Wherever a line below holds the word "betekenis", copy that line.

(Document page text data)
╔══

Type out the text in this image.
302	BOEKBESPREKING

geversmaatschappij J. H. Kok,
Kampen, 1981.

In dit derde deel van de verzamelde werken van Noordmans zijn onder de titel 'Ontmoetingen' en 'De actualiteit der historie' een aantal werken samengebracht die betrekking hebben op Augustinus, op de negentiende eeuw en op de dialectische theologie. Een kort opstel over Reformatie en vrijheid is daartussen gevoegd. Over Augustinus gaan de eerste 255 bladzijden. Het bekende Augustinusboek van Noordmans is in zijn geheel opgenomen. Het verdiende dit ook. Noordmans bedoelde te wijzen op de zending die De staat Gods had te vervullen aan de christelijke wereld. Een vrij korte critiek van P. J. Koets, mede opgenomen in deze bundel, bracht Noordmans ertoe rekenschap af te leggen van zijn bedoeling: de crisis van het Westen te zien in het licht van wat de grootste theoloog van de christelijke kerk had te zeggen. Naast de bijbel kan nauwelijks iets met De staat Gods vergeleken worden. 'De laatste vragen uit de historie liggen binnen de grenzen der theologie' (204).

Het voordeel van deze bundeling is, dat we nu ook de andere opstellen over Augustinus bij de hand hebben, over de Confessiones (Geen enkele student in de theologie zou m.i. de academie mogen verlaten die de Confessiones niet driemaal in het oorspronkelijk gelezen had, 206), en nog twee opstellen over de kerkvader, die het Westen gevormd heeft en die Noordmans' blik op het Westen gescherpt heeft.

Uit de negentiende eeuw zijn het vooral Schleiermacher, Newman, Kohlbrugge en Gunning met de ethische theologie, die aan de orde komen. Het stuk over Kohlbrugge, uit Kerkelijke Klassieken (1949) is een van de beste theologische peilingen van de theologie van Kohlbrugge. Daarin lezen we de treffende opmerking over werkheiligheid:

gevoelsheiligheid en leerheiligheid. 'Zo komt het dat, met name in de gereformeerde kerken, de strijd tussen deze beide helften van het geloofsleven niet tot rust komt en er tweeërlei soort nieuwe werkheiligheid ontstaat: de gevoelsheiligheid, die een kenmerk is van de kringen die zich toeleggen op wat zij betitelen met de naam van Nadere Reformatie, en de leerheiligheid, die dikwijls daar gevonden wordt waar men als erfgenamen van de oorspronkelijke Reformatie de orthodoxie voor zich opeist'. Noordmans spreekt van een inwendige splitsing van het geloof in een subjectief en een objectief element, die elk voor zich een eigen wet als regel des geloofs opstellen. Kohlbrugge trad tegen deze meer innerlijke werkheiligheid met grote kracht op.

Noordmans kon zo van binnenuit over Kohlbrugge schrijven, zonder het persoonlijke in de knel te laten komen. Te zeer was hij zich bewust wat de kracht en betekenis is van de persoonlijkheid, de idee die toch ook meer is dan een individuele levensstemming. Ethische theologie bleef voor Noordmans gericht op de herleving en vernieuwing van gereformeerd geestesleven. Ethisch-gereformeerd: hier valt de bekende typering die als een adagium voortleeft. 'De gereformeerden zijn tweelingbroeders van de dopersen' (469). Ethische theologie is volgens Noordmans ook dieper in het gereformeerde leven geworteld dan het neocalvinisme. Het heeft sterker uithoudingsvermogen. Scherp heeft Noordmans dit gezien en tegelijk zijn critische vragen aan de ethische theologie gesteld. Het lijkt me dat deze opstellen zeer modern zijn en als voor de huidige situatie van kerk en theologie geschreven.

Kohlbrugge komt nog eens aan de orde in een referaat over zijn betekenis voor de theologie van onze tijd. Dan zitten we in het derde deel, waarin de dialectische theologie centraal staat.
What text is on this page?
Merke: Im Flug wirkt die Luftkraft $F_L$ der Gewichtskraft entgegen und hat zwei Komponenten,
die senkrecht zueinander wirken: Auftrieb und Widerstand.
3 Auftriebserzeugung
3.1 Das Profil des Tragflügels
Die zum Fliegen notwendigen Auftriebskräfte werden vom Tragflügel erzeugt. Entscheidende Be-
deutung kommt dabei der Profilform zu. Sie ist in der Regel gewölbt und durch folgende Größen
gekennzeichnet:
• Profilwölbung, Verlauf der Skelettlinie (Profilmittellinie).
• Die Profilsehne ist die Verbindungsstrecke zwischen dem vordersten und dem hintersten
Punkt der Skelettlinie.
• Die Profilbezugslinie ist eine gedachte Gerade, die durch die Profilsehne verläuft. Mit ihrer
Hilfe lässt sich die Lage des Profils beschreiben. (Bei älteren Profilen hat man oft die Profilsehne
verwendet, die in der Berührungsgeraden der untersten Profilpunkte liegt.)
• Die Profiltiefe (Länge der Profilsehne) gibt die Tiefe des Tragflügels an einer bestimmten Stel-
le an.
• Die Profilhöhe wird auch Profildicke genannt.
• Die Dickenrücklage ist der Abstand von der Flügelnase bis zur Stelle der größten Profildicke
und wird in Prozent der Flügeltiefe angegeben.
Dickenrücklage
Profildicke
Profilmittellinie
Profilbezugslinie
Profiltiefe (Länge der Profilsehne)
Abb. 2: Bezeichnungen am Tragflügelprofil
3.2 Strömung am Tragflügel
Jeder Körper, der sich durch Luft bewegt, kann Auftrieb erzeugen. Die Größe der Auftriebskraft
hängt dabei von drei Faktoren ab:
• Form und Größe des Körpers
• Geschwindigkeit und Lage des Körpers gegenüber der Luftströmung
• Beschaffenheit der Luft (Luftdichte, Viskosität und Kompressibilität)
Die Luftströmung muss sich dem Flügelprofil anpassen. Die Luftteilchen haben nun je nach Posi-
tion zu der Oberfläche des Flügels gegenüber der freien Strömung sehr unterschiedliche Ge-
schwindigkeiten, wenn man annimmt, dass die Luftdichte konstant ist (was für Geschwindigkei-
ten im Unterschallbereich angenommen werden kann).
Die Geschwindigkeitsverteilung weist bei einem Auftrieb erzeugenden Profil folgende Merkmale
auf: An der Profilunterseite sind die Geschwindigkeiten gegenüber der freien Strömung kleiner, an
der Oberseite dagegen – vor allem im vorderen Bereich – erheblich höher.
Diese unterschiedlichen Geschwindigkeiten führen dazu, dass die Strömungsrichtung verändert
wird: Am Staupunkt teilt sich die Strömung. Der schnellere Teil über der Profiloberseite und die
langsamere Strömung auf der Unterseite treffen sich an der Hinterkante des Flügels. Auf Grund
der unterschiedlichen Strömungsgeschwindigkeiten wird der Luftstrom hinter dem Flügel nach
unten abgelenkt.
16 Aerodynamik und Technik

╚══

» **Answer for this exercise**
Noordmans kon zo van binnenuit over Kohlbrugge schrijven, zonder het persoonlijke in de knel te laten komen. Te zeer was hij zich bewust wat de kracht en betekenis is van de persoonlijkheid, de idee die toch ook meer is dan een individuele levensstemming. Ethische theologie bleef voor Noordmans gericht op de herleving en vernieuwing van gereformeerd geestesleven. Ethisch-gereformeerd: hier valt de bekende typering die als een adagium voortleeft. 'De gereformeerden zijn tweelingbroeders van de dopersen' (469). Ethische theologie is volgens Noordmans ook dieper in het gereformeerde leven geworteld dan het neocalvinisme. Het heeft sterker uithoudingsvermogen. Scherp heeft Noordmans dit gezien en tegelijk zijn critische vragen aan de ethische theologie gesteld. Het lijkt me dat deze opstellen zeer modern zijn en als voor de huidige situatie van kerk en theologie geschreven.
Kohlbrugge komt nog eens aan de orde in een referaat over zijn betekenis voor de theologie van onze tijd. Dan zitten we in het derde deel, waarin de dialectische theologie centraal staat.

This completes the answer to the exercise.